Entries from a dataset:
--- --- ---

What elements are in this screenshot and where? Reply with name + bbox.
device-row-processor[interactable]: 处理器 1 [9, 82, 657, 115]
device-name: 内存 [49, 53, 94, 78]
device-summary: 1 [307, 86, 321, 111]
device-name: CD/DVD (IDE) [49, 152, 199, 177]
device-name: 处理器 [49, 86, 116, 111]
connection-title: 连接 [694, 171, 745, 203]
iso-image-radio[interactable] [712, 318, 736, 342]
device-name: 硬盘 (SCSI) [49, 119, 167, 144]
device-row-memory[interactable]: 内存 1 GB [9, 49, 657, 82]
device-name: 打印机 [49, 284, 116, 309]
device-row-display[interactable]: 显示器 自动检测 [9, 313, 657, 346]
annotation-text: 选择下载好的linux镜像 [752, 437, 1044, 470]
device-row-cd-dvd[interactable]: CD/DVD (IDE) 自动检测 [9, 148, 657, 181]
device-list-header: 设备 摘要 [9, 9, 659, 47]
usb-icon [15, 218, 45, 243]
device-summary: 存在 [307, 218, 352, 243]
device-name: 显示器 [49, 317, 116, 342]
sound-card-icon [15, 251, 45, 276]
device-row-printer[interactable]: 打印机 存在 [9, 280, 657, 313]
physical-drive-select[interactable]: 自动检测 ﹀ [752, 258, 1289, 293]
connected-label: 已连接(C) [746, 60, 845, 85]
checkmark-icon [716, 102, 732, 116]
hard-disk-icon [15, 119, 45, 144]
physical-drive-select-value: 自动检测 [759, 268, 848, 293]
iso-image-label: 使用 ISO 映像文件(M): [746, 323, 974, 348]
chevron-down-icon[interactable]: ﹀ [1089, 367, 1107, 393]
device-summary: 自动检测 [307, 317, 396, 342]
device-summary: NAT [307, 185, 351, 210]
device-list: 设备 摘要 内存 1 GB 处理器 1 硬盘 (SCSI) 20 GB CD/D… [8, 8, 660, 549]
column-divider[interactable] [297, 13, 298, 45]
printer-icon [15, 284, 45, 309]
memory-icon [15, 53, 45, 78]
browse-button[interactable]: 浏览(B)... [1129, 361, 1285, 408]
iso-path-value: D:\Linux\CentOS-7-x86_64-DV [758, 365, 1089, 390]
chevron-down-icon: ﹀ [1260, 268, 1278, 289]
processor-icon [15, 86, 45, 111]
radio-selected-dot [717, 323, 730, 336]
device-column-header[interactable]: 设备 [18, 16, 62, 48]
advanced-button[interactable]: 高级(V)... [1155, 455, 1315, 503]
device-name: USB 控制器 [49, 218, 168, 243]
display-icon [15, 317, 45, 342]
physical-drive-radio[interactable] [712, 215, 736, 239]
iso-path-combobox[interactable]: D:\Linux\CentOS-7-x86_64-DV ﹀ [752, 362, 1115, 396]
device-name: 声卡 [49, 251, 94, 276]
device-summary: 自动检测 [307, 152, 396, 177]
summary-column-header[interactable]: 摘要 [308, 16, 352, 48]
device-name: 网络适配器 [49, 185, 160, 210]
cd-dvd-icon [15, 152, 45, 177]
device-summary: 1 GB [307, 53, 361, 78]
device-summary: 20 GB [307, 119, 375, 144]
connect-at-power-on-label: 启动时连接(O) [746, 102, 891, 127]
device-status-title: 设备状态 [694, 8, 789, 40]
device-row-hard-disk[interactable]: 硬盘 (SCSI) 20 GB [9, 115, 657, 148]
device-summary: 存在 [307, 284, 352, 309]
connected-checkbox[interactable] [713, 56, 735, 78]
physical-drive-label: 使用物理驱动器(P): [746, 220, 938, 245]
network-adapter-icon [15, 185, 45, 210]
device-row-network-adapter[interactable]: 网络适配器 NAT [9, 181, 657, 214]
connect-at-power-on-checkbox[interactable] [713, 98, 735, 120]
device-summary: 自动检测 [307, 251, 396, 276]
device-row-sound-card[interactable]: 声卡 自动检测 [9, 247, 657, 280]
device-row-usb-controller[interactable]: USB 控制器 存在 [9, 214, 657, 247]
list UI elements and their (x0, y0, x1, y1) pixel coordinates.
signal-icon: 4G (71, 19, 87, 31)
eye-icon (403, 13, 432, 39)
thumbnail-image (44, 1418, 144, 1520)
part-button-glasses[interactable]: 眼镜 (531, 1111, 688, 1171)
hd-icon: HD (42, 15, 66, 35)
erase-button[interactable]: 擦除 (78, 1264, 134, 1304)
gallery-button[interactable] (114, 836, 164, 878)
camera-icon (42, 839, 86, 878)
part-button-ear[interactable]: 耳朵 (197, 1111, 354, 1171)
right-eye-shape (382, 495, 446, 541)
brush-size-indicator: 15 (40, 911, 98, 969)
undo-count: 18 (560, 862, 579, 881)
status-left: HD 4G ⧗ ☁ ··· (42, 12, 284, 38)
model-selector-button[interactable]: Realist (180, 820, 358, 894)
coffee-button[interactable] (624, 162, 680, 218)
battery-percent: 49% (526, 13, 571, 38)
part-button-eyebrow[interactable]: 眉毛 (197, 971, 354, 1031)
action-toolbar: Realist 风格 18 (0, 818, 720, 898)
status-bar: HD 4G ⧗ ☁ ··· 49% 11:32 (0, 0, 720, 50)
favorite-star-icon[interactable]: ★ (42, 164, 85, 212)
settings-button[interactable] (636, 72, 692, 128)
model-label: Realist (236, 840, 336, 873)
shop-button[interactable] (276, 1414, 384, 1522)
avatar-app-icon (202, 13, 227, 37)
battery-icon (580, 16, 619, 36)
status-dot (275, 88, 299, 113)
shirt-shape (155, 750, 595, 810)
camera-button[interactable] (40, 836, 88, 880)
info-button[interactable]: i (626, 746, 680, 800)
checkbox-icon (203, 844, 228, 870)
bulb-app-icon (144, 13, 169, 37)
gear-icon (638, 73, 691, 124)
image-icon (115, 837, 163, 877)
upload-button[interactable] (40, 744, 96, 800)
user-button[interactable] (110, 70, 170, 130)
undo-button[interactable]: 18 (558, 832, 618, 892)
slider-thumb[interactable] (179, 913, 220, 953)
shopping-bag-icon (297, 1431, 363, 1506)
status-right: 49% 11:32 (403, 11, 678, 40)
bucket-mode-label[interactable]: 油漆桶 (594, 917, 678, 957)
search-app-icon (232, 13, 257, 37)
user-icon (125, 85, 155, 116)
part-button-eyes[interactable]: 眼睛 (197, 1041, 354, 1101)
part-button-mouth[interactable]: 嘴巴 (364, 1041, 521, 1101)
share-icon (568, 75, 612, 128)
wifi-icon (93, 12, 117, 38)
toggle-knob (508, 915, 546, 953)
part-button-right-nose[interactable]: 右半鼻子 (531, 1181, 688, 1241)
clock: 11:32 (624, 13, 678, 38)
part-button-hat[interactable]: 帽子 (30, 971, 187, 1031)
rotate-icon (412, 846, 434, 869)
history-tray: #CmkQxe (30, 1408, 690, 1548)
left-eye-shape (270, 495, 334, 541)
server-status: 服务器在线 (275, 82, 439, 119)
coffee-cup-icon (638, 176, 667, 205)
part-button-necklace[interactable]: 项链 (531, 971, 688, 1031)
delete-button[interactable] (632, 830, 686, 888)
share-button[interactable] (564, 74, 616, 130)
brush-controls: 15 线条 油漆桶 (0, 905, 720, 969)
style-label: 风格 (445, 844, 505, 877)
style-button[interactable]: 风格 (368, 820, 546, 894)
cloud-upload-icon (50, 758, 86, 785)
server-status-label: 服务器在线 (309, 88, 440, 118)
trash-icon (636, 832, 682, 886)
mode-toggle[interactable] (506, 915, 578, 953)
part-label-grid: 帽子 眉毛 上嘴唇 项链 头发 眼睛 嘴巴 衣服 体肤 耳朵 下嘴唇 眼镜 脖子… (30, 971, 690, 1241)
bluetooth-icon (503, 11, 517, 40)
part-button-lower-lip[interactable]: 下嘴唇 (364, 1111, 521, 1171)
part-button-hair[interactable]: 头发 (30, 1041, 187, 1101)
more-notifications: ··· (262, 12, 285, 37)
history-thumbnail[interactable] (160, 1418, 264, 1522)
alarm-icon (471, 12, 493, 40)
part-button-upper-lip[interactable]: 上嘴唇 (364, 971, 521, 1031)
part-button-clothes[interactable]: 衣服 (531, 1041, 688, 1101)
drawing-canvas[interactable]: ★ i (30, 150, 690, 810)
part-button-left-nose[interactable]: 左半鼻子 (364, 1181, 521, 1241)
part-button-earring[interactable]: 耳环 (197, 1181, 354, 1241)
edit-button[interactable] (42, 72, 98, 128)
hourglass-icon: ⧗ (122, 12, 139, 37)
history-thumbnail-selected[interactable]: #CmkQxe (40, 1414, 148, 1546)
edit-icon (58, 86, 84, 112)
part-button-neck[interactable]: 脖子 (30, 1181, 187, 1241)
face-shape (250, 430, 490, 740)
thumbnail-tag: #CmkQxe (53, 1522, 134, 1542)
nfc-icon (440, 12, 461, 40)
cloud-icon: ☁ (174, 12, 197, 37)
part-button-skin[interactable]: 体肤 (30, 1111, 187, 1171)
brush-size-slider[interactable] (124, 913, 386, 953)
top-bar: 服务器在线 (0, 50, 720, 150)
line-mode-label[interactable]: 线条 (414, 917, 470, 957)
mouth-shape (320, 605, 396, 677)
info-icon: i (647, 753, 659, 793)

--- --- ---

Task statement: Begin at the start of the records and stop after the line that contains "printer-icon [15, 284, 45, 309]". Rewrite those lines, swapping "device-summary" for "device-status" wherever it appears and leaving all else as it is.

Expected output:
What elements are in this screenshot and where? Reply with name + bbox.
device-row-processor[interactable]: 处理器 1 [9, 82, 657, 115]
device-name: 内存 [49, 53, 94, 78]
device-status: 1 [307, 86, 321, 111]
device-name: CD/DVD (IDE) [49, 152, 199, 177]
device-name: 处理器 [49, 86, 116, 111]
connection-title: 连接 [694, 171, 745, 203]
iso-image-radio[interactable] [712, 318, 736, 342]
device-name: 硬盘 (SCSI) [49, 119, 167, 144]
device-row-memory[interactable]: 内存 1 GB [9, 49, 657, 82]
device-name: 打印机 [49, 284, 116, 309]
device-row-display[interactable]: 显示器 自动检测 [9, 313, 657, 346]
annotation-text: 选择下载好的linux镜像 [752, 437, 1044, 470]
device-row-cd-dvd[interactable]: CD/DVD (IDE) 自动检测 [9, 148, 657, 181]
device-list-header: 设备 摘要 [9, 9, 659, 47]
usb-icon [15, 218, 45, 243]
device-status: 存在 [307, 218, 352, 243]
device-name: 显示器 [49, 317, 116, 342]
sound-card-icon [15, 251, 45, 276]
device-row-printer[interactable]: 打印机 存在 [9, 280, 657, 313]
physical-drive-select[interactable]: 自动检测 ﹀ [752, 258, 1289, 293]
connected-label: 已连接(C) [746, 60, 845, 85]
checkmark-icon [716, 102, 732, 116]
hard-disk-icon [15, 119, 45, 144]
physical-drive-select-value: 自动检测 [759, 268, 848, 293]
iso-image-label: 使用 ISO 映像文件(M): [746, 323, 974, 348]
chevron-down-icon[interactable]: ﹀ [1089, 367, 1107, 393]
device-status: 自动检测 [307, 317, 396, 342]
device-status: NAT [307, 185, 351, 210]
device-list: 设备 摘要 内存 1 GB 处理器 1 硬盘 (SCSI) 20 GB CD/D… [8, 8, 660, 549]
column-divider[interactable] [297, 13, 298, 45]
printer-icon [15, 284, 45, 309]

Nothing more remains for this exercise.